- OBJECTIVE:
Isolate every line in the records below with "JSON" in it.

§ §

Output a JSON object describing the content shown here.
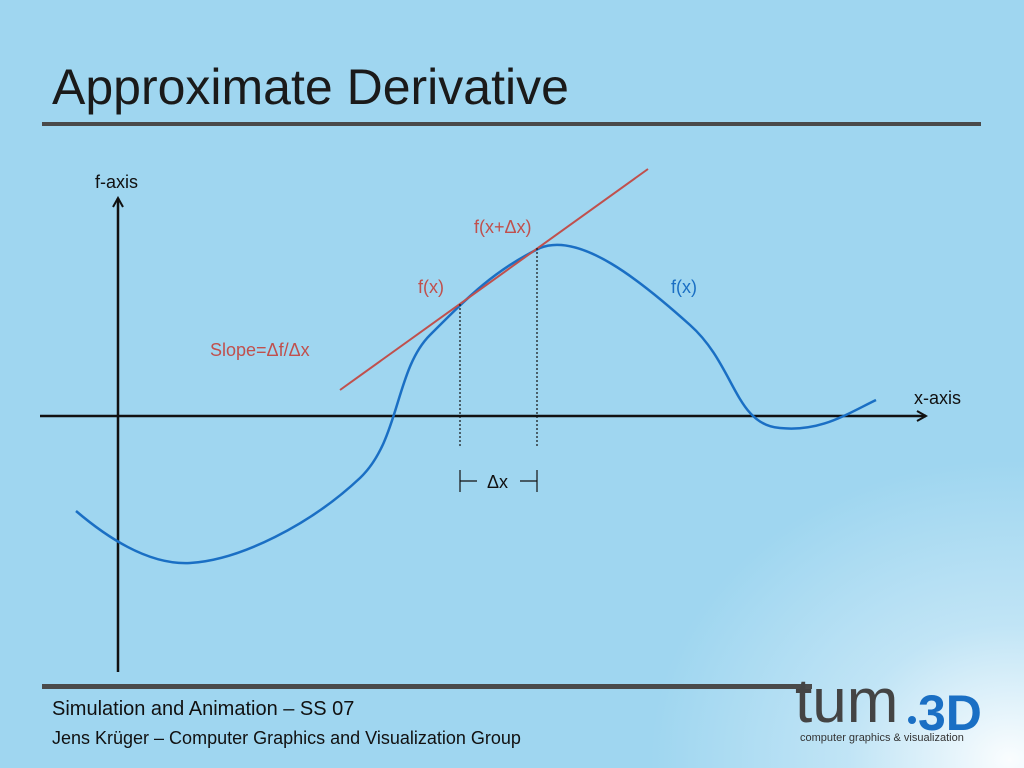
{
  "slide": {
    "title": "Approximate Derivative"
  },
  "diagram": {
    "y_axis_label": "f-axis",
    "x_axis_label": "x-axis",
    "curve_label": "f(x)",
    "point1_label": "f(x)",
    "point2_label": "f(x+Δx)",
    "slope_label": "Slope=Δf/Δx",
    "delta_label": "Δx",
    "colors": {
      "curve": "#1a6fc4",
      "secant": "#c0504d",
      "axes": "#111111"
    }
  },
  "footer": {
    "course": "Simulation and Animation – SS 07",
    "author": "Jens Krüger – Computer Graphics and Visualization Group"
  },
  "logo": {
    "name_part1": "tum",
    "name_part2": "3D",
    "caption": "computer graphics & visualization"
  }
}
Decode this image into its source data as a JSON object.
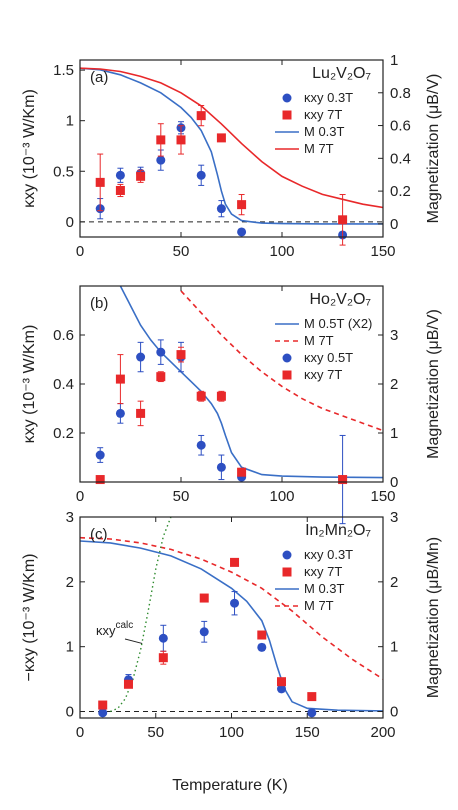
{
  "figure": {
    "xlabel": "Temperature (K)"
  },
  "chart_data": [
    {
      "type": "scatter",
      "panel_label": "(a)",
      "title": "Lu₂V₂O₇",
      "xlim": [
        0,
        150
      ],
      "ylim": [
        -0.15,
        1.6
      ],
      "y2lim": [
        -0.08,
        1.0
      ],
      "ylabel": "κxy (10⁻³ W/Km)",
      "y2label": "Magnetization (μB/V)",
      "xticks": [
        "0",
        "50",
        "100",
        "150"
      ],
      "yticks": [
        "0",
        "0.5",
        "1",
        "1.5"
      ],
      "y2ticks": [
        "0",
        "0.2",
        "0.4",
        "0.6",
        "0.8",
        "1"
      ],
      "zero_line": true,
      "legend_position": "top-right",
      "series": [
        {
          "name": "κxy 0.3T",
          "kind": "points",
          "marker": "circle",
          "color": "#2d4fc2",
          "axis": "left",
          "x": [
            10,
            20,
            30,
            40,
            50,
            60,
            70,
            80,
            130
          ],
          "y": [
            0.13,
            0.46,
            0.48,
            0.61,
            0.93,
            0.46,
            0.13,
            -0.1,
            -0.13
          ],
          "err": [
            0.1,
            0.07,
            0.06,
            0.1,
            0.06,
            0.1,
            0.08,
            0,
            0
          ]
        },
        {
          "name": "κxy 7T",
          "kind": "points",
          "marker": "square",
          "color": "#e8282a",
          "axis": "left",
          "x": [
            10,
            20,
            30,
            40,
            50,
            60,
            70,
            80,
            130
          ],
          "y": [
            0.39,
            0.31,
            0.45,
            0.81,
            0.81,
            1.05,
            0.83,
            0.17,
            0.02
          ],
          "err": [
            0.28,
            0.06,
            0.06,
            0.16,
            0.14,
            0.1,
            0,
            0.1,
            0.25
          ]
        },
        {
          "name": "M 0.3T",
          "kind": "line",
          "color": "#3a6fc6",
          "dash": false,
          "axis": "right",
          "x": [
            0,
            10,
            20,
            30,
            40,
            50,
            55,
            60,
            65,
            68,
            70,
            72,
            75,
            80,
            90,
            100,
            120,
            150
          ],
          "y": [
            0.95,
            0.94,
            0.91,
            0.86,
            0.8,
            0.71,
            0.65,
            0.57,
            0.44,
            0.3,
            0.2,
            0.12,
            0.06,
            0.02,
            0.005,
            0.002,
            0.0,
            0.0
          ]
        },
        {
          "name": "M 7T",
          "kind": "line",
          "color": "#e8282a",
          "dash": false,
          "axis": "right",
          "x": [
            0,
            10,
            20,
            30,
            40,
            50,
            60,
            70,
            80,
            90,
            100,
            110,
            120,
            130,
            140,
            150
          ],
          "y": [
            0.95,
            0.945,
            0.93,
            0.9,
            0.86,
            0.8,
            0.72,
            0.61,
            0.49,
            0.38,
            0.29,
            0.23,
            0.18,
            0.15,
            0.12,
            0.1
          ]
        }
      ]
    },
    {
      "type": "scatter",
      "panel_label": "(b)",
      "title": "Ho₂V₂O₇",
      "xlim": [
        0,
        150
      ],
      "ylim": [
        0,
        0.8
      ],
      "y2lim": [
        0,
        4.0
      ],
      "ylabel": "κxy (10⁻³ W/Km)",
      "y2label": "Magnetization (μB/V)",
      "xticks": [
        "0",
        "50",
        "100",
        "150"
      ],
      "yticks": [
        "0.2",
        "0.4",
        "0.6"
      ],
      "y2ticks": [
        "0",
        "1",
        "2",
        "3"
      ],
      "zero_line": false,
      "legend_position": "top-right",
      "series": [
        {
          "name": "M 0.5T (X2)",
          "kind": "line",
          "color": "#3a6fc6",
          "dash": false,
          "axis": "right",
          "x": [
            20,
            25,
            30,
            35,
            40,
            45,
            50,
            55,
            60,
            65,
            68,
            70,
            72,
            75,
            80,
            90,
            100,
            120,
            150
          ],
          "y": [
            4.0,
            3.6,
            3.2,
            2.9,
            2.65,
            2.45,
            2.25,
            2.05,
            1.85,
            1.6,
            1.4,
            1.2,
            0.95,
            0.6,
            0.3,
            0.15,
            0.12,
            0.1,
            0.09
          ]
        },
        {
          "name": "M 7T",
          "kind": "line",
          "color": "#e8282a",
          "dash": true,
          "axis": "right",
          "x": [
            50,
            60,
            70,
            80,
            90,
            100,
            110,
            120,
            130,
            140,
            150
          ],
          "y": [
            3.9,
            3.45,
            3.0,
            2.6,
            2.25,
            1.95,
            1.7,
            1.5,
            1.35,
            1.2,
            1.05
          ]
        },
        {
          "name": "κxy 0.5T",
          "kind": "points",
          "marker": "circle",
          "color": "#2d4fc2",
          "axis": "left",
          "x": [
            10,
            20,
            30,
            40,
            50,
            60,
            70,
            80,
            130
          ],
          "y": [
            0.11,
            0.28,
            0.51,
            0.53,
            0.51,
            0.15,
            0.06,
            0.02,
            0.01
          ],
          "err": [
            0.03,
            0.04,
            0.06,
            0.05,
            0.06,
            0.04,
            0.05,
            0,
            0.18
          ]
        },
        {
          "name": "κxy 7T",
          "kind": "points",
          "marker": "square",
          "color": "#e8282a",
          "axis": "left",
          "x": [
            10,
            20,
            30,
            40,
            50,
            60,
            70,
            80,
            130
          ],
          "y": [
            0.01,
            0.42,
            0.28,
            0.43,
            0.52,
            0.35,
            0.35,
            0.04,
            0.01
          ],
          "err": [
            0,
            0.1,
            0.05,
            0.02,
            0.03,
            0.02,
            0.02,
            0,
            0
          ]
        }
      ]
    },
    {
      "type": "scatter",
      "panel_label": "(c)",
      "title": "In₂Mn₂O₇",
      "xlim": [
        0,
        200
      ],
      "ylim": [
        -0.1,
        3.0
      ],
      "y2lim": [
        -0.1,
        3.0
      ],
      "ylabel": "−κxy (10⁻³ W/Km)",
      "y2label": "Magnetization (μB/Mn)",
      "xticks": [
        "0",
        "50",
        "100",
        "150",
        "200"
      ],
      "yticks": [
        "0",
        "1",
        "2",
        "3"
      ],
      "y2ticks": [
        "0",
        "1",
        "2",
        "3"
      ],
      "zero_line": true,
      "legend_position": "top-right",
      "annotation": {
        "text": "κxy",
        "sup": "calc",
        "color": "#2e8b2e"
      },
      "series": [
        {
          "name": "κxy 0.3T",
          "kind": "points",
          "marker": "circle",
          "color": "#2d4fc2",
          "axis": "left",
          "x": [
            15,
            32,
            55,
            82,
            102,
            120,
            133,
            153
          ],
          "y": [
            -0.02,
            0.49,
            1.13,
            1.23,
            1.67,
            0.99,
            0.35,
            -0.02
          ],
          "err": [
            0,
            0.08,
            0.2,
            0.16,
            0.18,
            0.05,
            0.05,
            0
          ]
        },
        {
          "name": "κxy 7T",
          "kind": "points",
          "marker": "square",
          "color": "#e8282a",
          "axis": "left",
          "x": [
            15,
            32,
            55,
            82,
            102,
            120,
            133,
            153
          ],
          "y": [
            0.1,
            0.42,
            0.83,
            1.75,
            2.3,
            1.18,
            0.46,
            0.23
          ],
          "err": [
            0,
            0,
            0.1,
            0,
            0,
            0,
            0,
            0
          ]
        },
        {
          "name": "M 0.3T",
          "kind": "line",
          "color": "#3a6fc6",
          "dash": false,
          "axis": "right",
          "x": [
            0,
            20,
            40,
            60,
            80,
            100,
            110,
            120,
            125,
            130,
            135,
            140,
            150,
            170,
            200
          ],
          "y": [
            2.63,
            2.6,
            2.52,
            2.4,
            2.2,
            1.9,
            1.7,
            1.4,
            1.1,
            0.7,
            0.35,
            0.15,
            0.05,
            0.02,
            0.01
          ]
        },
        {
          "name": "M 7T",
          "kind": "line",
          "color": "#e8282a",
          "dash": true,
          "axis": "right",
          "x": [
            0,
            20,
            40,
            60,
            80,
            100,
            120,
            140,
            160,
            180,
            200
          ],
          "y": [
            2.68,
            2.66,
            2.6,
            2.5,
            2.35,
            2.15,
            1.9,
            1.55,
            1.15,
            0.8,
            0.5
          ]
        },
        {
          "name": "κxy calc",
          "kind": "line",
          "color": "#2e8b2e",
          "dash": "dot",
          "axis": "left",
          "legend": false,
          "x": [
            20,
            25,
            30,
            35,
            40,
            45,
            50,
            55,
            60
          ],
          "y": [
            0.0,
            0.05,
            0.2,
            0.5,
            0.95,
            1.55,
            2.2,
            2.7,
            3.0
          ]
        }
      ]
    }
  ]
}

§ §

- TASK RESPONSE:
Output a JSON object describing the content shown here.
Decode this image into its source data as a JSON object.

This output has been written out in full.